→ **Data supplied**
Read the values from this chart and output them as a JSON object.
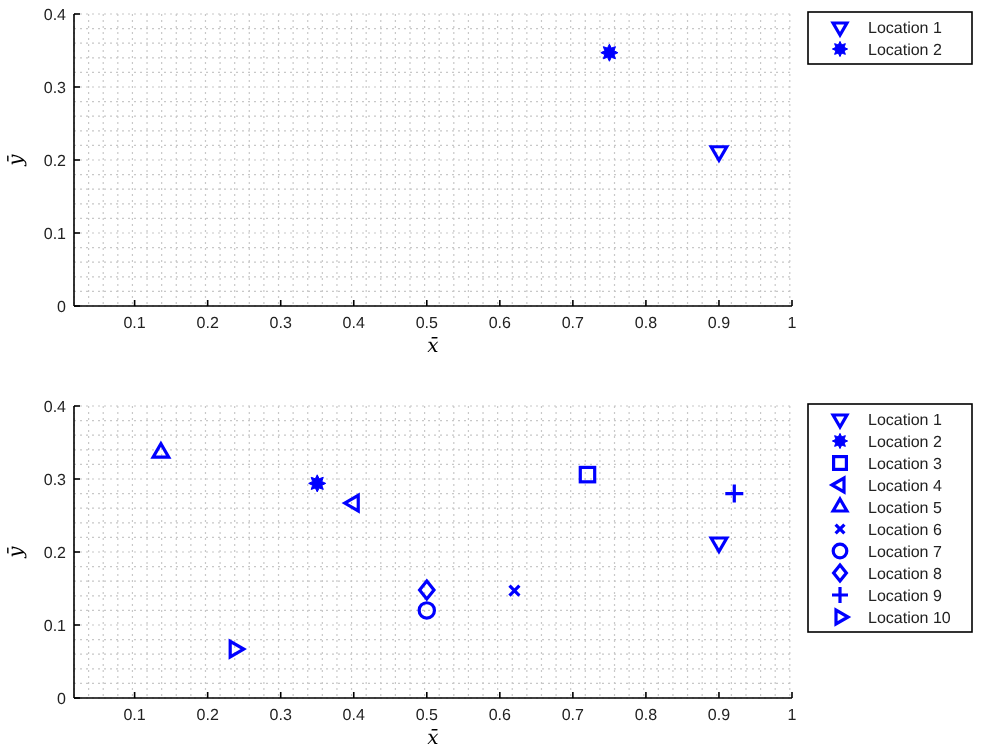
{
  "chart_data": [
    {
      "type": "scatter",
      "xlabel": "x̄",
      "ylabel": "ȳ",
      "xlim": [
        0.017,
        1
      ],
      "ylim": [
        0,
        0.4
      ],
      "xticks": [
        0.1,
        0.2,
        0.3,
        0.4,
        0.5,
        0.6,
        0.7,
        0.8,
        0.9,
        1
      ],
      "yticks": [
        0,
        0.1,
        0.2,
        0.3,
        0.4
      ],
      "grid": true,
      "legend": "top right",
      "series": [
        {
          "name": "Location 1",
          "color": "#0000ff",
          "marker": "triangle-down",
          "x": [
            0.9
          ],
          "values": [
            0.212
          ]
        },
        {
          "name": "Location 2",
          "color": "#0000ff",
          "marker": "star",
          "x": [
            0.75
          ],
          "values": [
            0.347
          ]
        }
      ]
    },
    {
      "type": "scatter",
      "xlabel": "x̄",
      "ylabel": "ȳ",
      "xlim": [
        0.017,
        1
      ],
      "ylim": [
        0,
        0.4
      ],
      "xticks": [
        0.1,
        0.2,
        0.3,
        0.4,
        0.5,
        0.6,
        0.7,
        0.8,
        0.9,
        1
      ],
      "yticks": [
        0,
        0.1,
        0.2,
        0.3,
        0.4
      ],
      "grid": true,
      "legend": "top right",
      "series": [
        {
          "name": "Location 1",
          "color": "#0000ff",
          "marker": "triangle-down",
          "x": [
            0.9
          ],
          "values": [
            0.213
          ]
        },
        {
          "name": "Location 2",
          "color": "#0000ff",
          "marker": "star",
          "x": [
            0.35
          ],
          "values": [
            0.294
          ]
        },
        {
          "name": "Location 3",
          "color": "#0000ff",
          "marker": "square",
          "x": [
            0.72
          ],
          "values": [
            0.306
          ]
        },
        {
          "name": "Location 4",
          "color": "#0000ff",
          "marker": "triangle-left",
          "x": [
            0.4
          ],
          "values": [
            0.267
          ]
        },
        {
          "name": "Location 5",
          "color": "#0000ff",
          "marker": "triangle",
          "x": [
            0.136
          ],
          "values": [
            0.336
          ]
        },
        {
          "name": "Location 6",
          "color": "#0000ff",
          "marker": "x",
          "x": [
            0.62
          ],
          "values": [
            0.147
          ]
        },
        {
          "name": "Location 7",
          "color": "#0000ff",
          "marker": "circle",
          "x": [
            0.5
          ],
          "values": [
            0.12
          ]
        },
        {
          "name": "Location 8",
          "color": "#0000ff",
          "marker": "diamond",
          "x": [
            0.5
          ],
          "values": [
            0.148
          ]
        },
        {
          "name": "Location 9",
          "color": "#0000ff",
          "marker": "plus",
          "x": [
            0.921
          ],
          "values": [
            0.28
          ]
        },
        {
          "name": "Location 10",
          "color": "#0000ff",
          "marker": "triangle-right",
          "x": [
            0.237
          ],
          "values": [
            0.067
          ]
        }
      ]
    }
  ]
}
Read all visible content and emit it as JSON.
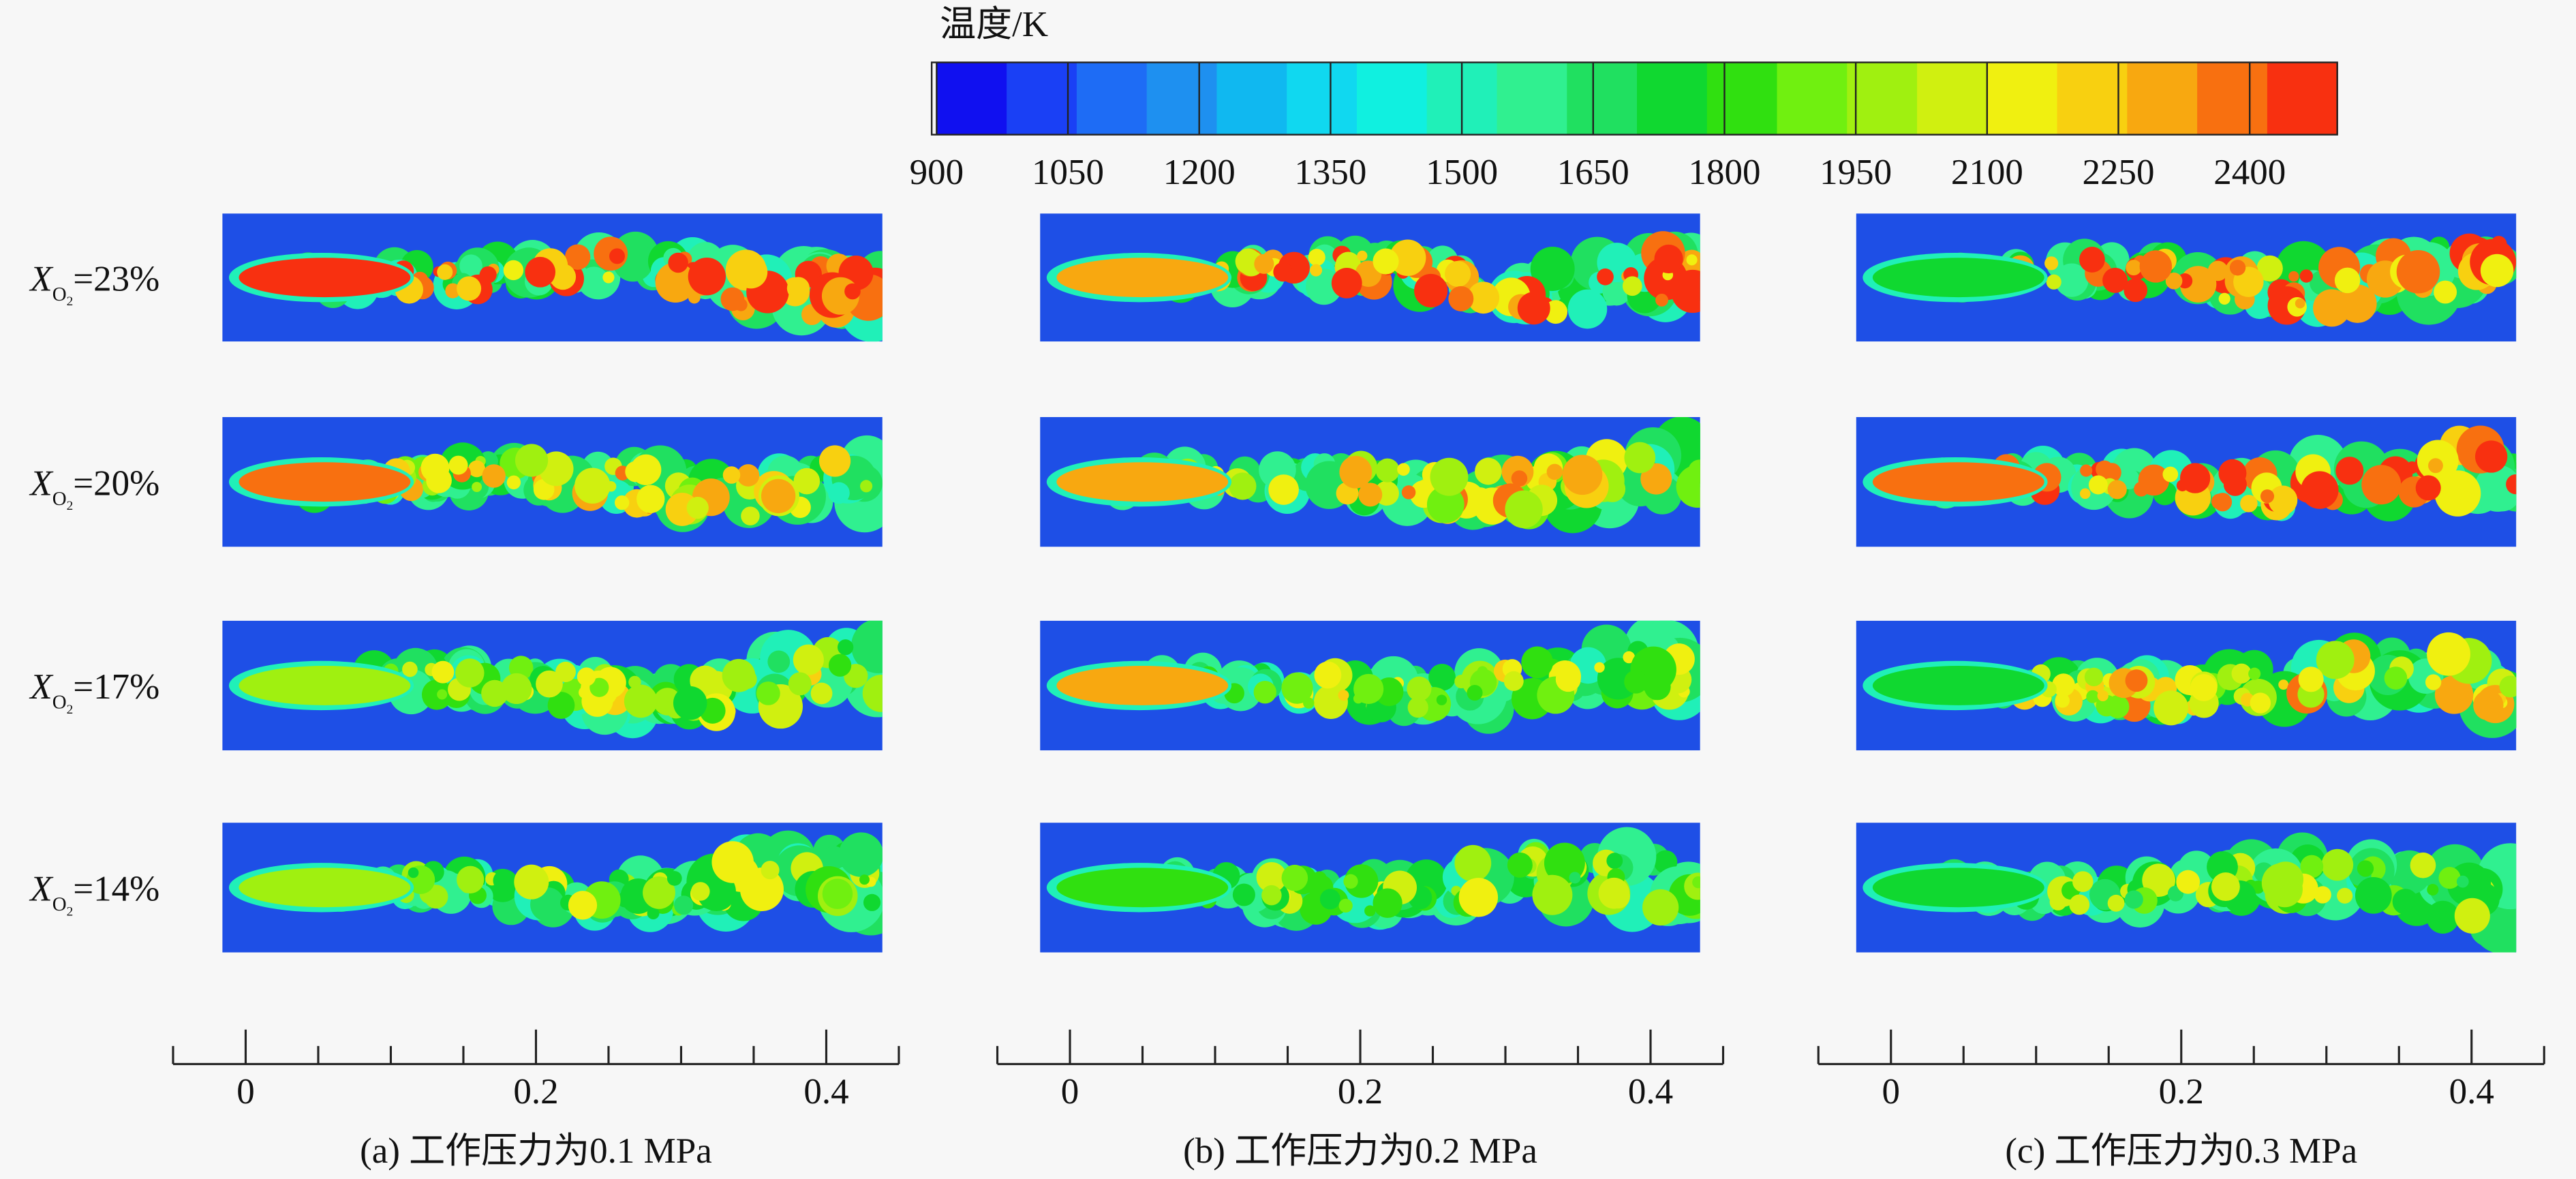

→ **Prompt**
Please write out all the data again word for word, but not the pictures.

→ **Response to the exercise**
Read the values from this chart and output them as a JSON object.
{
  "chart_data": [
    {
      "type": "scatter",
      "xlabel": "x̄",
      "ylabel": "ȳ",
      "xlim": [
        0.017,
        1
      ],
      "ylim": [
        0,
        0.4
      ],
      "xticks": [
        0.1,
        0.2,
        0.3,
        0.4,
        0.5,
        0.6,
        0.7,
        0.8,
        0.9,
        1
      ],
      "yticks": [
        0,
        0.1,
        0.2,
        0.3,
        0.4
      ],
      "grid": true,
      "legend": "top right",
      "series": [
        {
          "name": "Location 1",
          "color": "#0000ff",
          "marker": "triangle-down",
          "x": [
            0.9
          ],
          "values": [
            0.212
          ]
        },
        {
          "name": "Location 2",
          "color": "#0000ff",
          "marker": "star",
          "x": [
            0.75
          ],
          "values": [
            0.347
          ]
        }
      ]
    },
    {
      "type": "scatter",
      "xlabel": "x̄",
      "ylabel": "ȳ",
      "xlim": [
        0.017,
        1
      ],
      "ylim": [
        0,
        0.4
      ],
      "xticks": [
        0.1,
        0.2,
        0.3,
        0.4,
        0.5,
        0.6,
        0.7,
        0.8,
        0.9,
        1
      ],
      "yticks": [
        0,
        0.1,
        0.2,
        0.3,
        0.4
      ],
      "grid": true,
      "legend": "top right",
      "series": [
        {
          "name": "Location 1",
          "color": "#0000ff",
          "marker": "triangle-down",
          "x": [
            0.9
          ],
          "values": [
            0.213
          ]
        },
        {
          "name": "Location 2",
          "color": "#0000ff",
          "marker": "star",
          "x": [
            0.35
          ],
          "values": [
            0.294
          ]
        },
        {
          "name": "Location 3",
          "color": "#0000ff",
          "marker": "square",
          "x": [
            0.72
          ],
          "values": [
            0.306
          ]
        },
        {
          "name": "Location 4",
          "color": "#0000ff",
          "marker": "triangle-left",
          "x": [
            0.4
          ],
          "values": [
            0.267
          ]
        },
        {
          "name": "Location 5",
          "color": "#0000ff",
          "marker": "triangle",
          "x": [
            0.136
          ],
          "values": [
            0.336
          ]
        },
        {
          "name": "Location 6",
          "color": "#0000ff",
          "marker": "x",
          "x": [
            0.62
          ],
          "values": [
            0.147
          ]
        },
        {
          "name": "Location 7",
          "color": "#0000ff",
          "marker": "circle",
          "x": [
            0.5
          ],
          "values": [
            0.12
          ]
        },
        {
          "name": "Location 8",
          "color": "#0000ff",
          "marker": "diamond",
          "x": [
            0.5
          ],
          "values": [
            0.148
          ]
        },
        {
          "name": "Location 9",
          "color": "#0000ff",
          "marker": "plus",
          "x": [
            0.921
          ],
          "values": [
            0.28
          ]
        },
        {
          "name": "Location 10",
          "color": "#0000ff",
          "marker": "triangle-right",
          "x": [
            0.237
          ],
          "values": [
            0.067
          ]
        }
      ]
    }
  ]
}
Read all visible content and emit it as JSON.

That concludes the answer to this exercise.